## EXERCISE:
Identify and pull out each line of the entries in which "text" occurs.

========

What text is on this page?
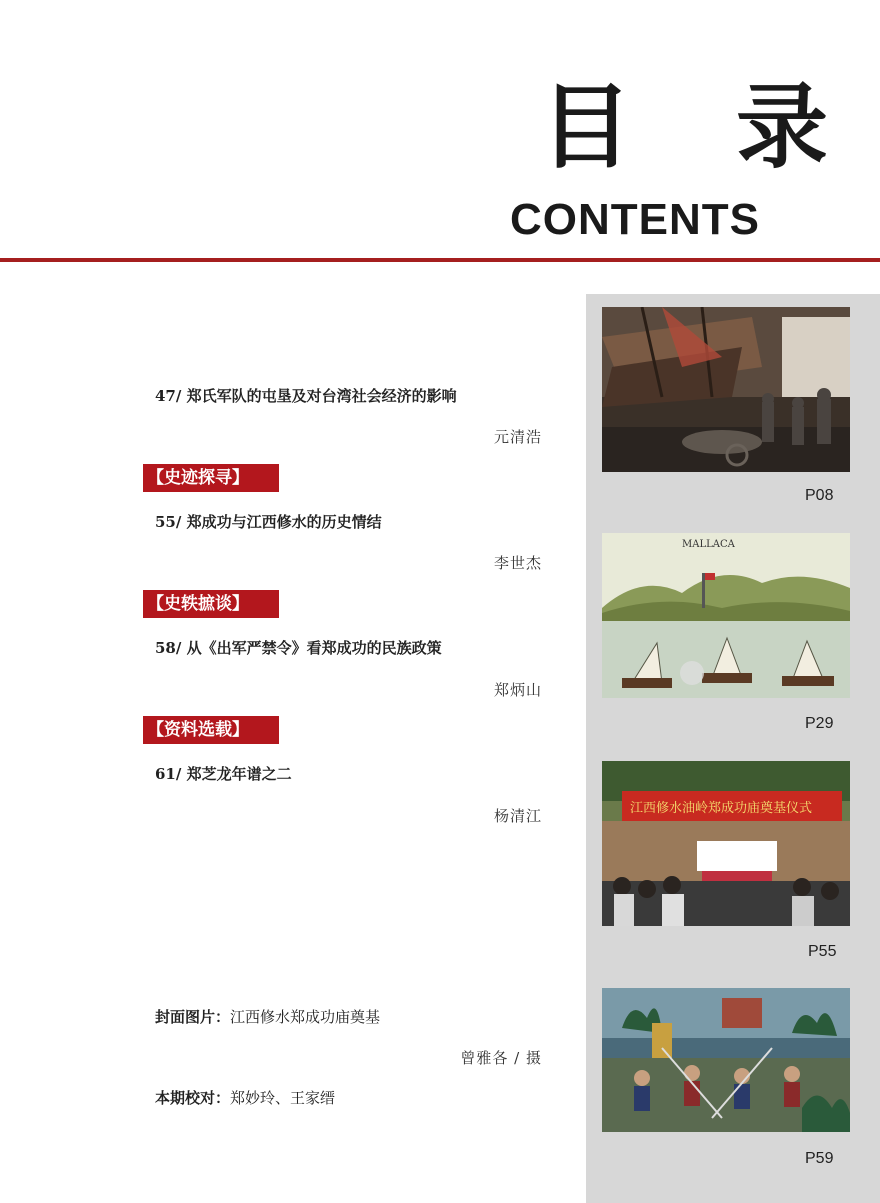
目 录
CONTENTS
47/ 郑氏军队的屯垦及对台湾社会经济的影响
元清浩
【史迹探寻】
55/ 郑成功与江西修水的历史情结
李世杰
【史轶摭谈】
58/ 从《出军严禁令》看郑成功的民族政策
郑炳山
【资料选载】
61/ 郑芝龙年谱之二
杨清江
封面图片：江西修水郑成功庙奠基
曾雅各 / 摄
本期校对：郑妙玲、王家缙
P08
MALLACA
P29
江西修水油岭郑成功庙奠基仪式
P55
P59
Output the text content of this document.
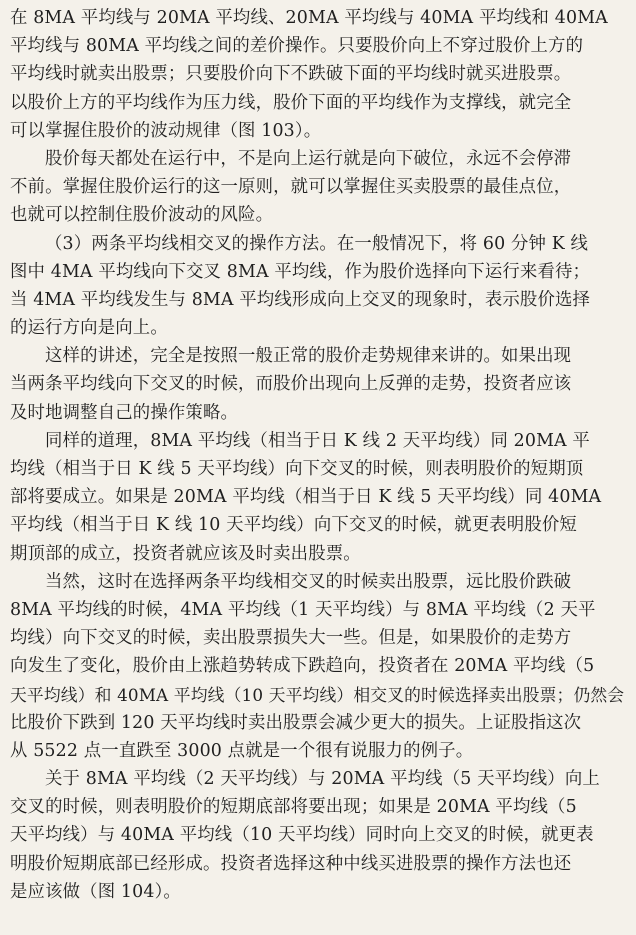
在 8MA 平均线与 20MA 平均线、20MA 平均线与 40MA 平均线和 40MA
平均线与 80MA 平均线之间的差价操作。只要股价向上不穿过股价上方的
平均线时就卖出股票；只要股价向下不跌破下面的平均线时就买进股票。
以股价上方的平均线作为压力线，股价下面的平均线作为支撑线，就完全
可以掌握住股价的波动规律（图 103）。
股价每天都处在运行中，不是向上运行就是向下破位，永远不会停滞
不前。掌握住股价运行的这一原则，就可以掌握住买卖股票的最佳点位，
也就可以控制住股价波动的风险。
（3）两条平均线相交叉的操作方法。在一般情况下，将 60 分钟 K 线
图中 4MA 平均线向下交叉 8MA 平均线，作为股价选择向下运行来看待；
当 4MA 平均线发生与 8MA 平均线形成向上交叉的现象时，表示股价选择
的运行方向是向上。
这样的讲述，完全是按照一般正常的股价走势规律来讲的。如果出现
当两条平均线向下交叉的时候，而股价出现向上反弹的走势，投资者应该
及时地调整自己的操作策略。
同样的道理，8MA 平均线（相当于日 K 线 2 天平均线）同 20MA 平
均线（相当于日 K 线 5 天平均线）向下交叉的时候，则表明股价的短期顶
部将要成立。如果是 20MA 平均线（相当于日 K 线 5 天平均线）同 40MA
平均线（相当于日 K 线 10 天平均线）向下交叉的时候，就更表明股价短
期顶部的成立，投资者就应该及时卖出股票。
当然，这时在选择两条平均线相交叉的时候卖出股票，远比股价跌破
8MA 平均线的时候，4MA 平均线（1 天平均线）与 8MA 平均线（2 天平
均线）向下交叉的时候，卖出股票损失大一些。但是，如果股价的走势方
向发生了变化，股价由上涨趋势转成下跌趋向，投资者在 20MA 平均线（5
天平均线）和 40MA 平均线（10 天平均线）相交叉的时候选择卖出股票；仍然会
比股价下跌到 120 天平均线时卖出股票会减少更大的损失。上证股指这次
从 5522 点一直跌至 3000 点就是一个很有说服力的例子。
关于 8MA 平均线（2 天平均线）与 20MA 平均线（5 天平均线）向上
交叉的时候，则表明股价的短期底部将要出现；如果是 20MA 平均线（5
天平均线）与 40MA 平均线（10 天平均线）同时向上交叉的时候，就更表
明股价短期底部已经形成。投资者选择这种中线买进股票的操作方法也还
是应该做（图 104）。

========

## RESULT BELOW:
What text is on this page?
Output the text content of this document.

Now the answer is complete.